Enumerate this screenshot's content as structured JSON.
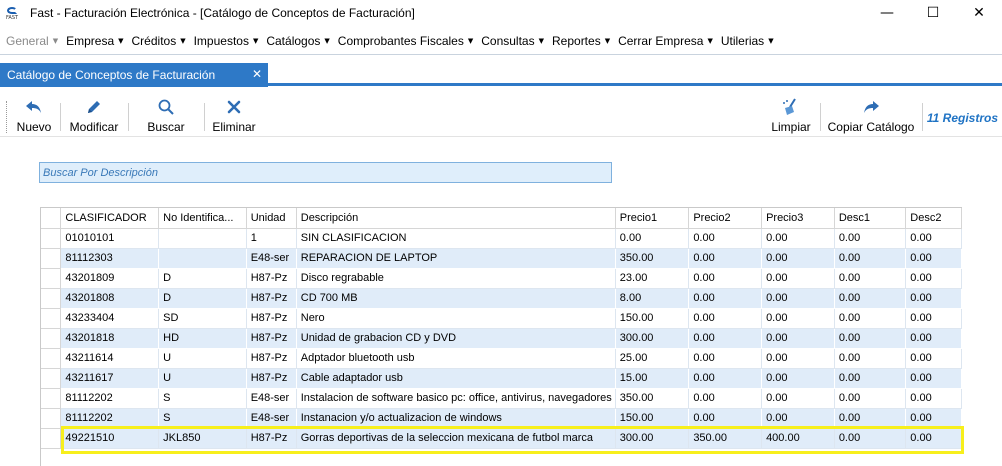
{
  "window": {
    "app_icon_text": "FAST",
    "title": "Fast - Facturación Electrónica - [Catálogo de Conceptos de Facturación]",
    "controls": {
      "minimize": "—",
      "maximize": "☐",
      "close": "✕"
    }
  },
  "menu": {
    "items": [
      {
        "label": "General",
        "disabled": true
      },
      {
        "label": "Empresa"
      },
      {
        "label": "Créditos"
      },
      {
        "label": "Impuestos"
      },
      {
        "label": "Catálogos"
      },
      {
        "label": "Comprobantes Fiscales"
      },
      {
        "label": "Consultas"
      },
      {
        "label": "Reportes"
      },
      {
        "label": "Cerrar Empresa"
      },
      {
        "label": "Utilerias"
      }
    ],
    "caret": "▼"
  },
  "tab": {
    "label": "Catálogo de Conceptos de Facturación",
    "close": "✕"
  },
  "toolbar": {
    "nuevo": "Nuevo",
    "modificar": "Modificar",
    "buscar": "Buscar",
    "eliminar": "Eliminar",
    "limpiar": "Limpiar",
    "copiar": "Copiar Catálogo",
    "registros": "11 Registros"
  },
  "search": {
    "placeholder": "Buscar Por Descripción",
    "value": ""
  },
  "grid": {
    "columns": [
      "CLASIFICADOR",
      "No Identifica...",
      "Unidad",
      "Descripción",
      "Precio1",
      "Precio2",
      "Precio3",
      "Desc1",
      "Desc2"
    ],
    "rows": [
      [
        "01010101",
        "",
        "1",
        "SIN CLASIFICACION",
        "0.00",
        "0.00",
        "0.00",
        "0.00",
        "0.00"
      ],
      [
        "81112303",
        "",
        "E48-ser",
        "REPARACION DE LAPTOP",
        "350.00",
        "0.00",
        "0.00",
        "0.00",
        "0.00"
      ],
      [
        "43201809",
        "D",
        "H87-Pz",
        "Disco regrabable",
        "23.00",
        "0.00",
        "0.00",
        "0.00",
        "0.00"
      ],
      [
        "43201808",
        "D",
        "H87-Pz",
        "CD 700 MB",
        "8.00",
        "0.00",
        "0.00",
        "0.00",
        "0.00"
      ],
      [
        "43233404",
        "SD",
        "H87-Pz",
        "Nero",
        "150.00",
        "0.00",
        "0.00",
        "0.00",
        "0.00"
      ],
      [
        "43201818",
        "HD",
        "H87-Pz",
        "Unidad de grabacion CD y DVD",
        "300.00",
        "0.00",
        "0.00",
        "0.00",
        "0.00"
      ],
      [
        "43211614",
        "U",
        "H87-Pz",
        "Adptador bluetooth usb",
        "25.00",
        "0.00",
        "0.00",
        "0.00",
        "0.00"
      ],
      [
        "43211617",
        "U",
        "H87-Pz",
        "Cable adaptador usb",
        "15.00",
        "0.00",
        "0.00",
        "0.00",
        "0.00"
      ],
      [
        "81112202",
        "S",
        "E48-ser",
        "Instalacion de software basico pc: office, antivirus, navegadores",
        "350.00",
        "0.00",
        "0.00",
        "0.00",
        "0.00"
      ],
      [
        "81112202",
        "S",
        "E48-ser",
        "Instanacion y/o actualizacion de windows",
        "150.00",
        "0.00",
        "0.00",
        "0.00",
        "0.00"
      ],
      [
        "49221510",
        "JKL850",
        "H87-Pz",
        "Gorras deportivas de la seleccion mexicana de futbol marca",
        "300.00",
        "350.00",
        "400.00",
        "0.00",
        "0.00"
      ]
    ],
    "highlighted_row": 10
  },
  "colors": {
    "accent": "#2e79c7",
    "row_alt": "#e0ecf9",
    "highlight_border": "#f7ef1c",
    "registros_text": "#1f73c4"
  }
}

+++++

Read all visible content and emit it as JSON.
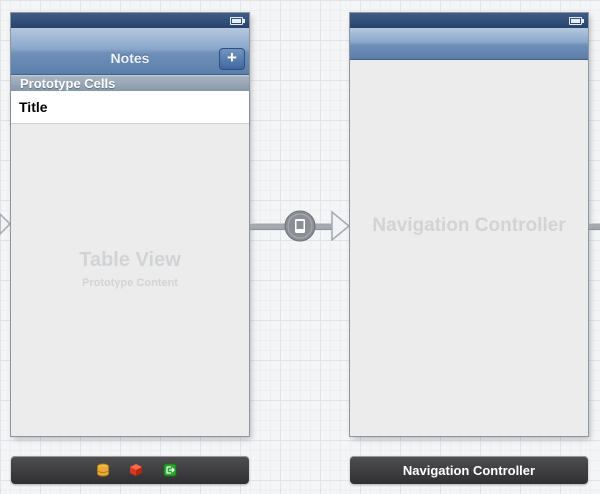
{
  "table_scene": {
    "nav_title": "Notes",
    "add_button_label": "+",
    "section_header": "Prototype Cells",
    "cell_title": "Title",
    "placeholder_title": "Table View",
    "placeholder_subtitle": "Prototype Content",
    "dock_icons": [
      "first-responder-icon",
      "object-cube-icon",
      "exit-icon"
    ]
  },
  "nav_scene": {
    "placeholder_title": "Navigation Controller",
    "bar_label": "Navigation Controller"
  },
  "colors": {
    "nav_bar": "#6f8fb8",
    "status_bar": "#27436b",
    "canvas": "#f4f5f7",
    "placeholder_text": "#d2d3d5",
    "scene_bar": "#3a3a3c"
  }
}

+++++

Wherever the string "Empresa" appears in the records above, copy the line it sits in.

        "label": "Empresa"
        "label": "Cerrar Empresa"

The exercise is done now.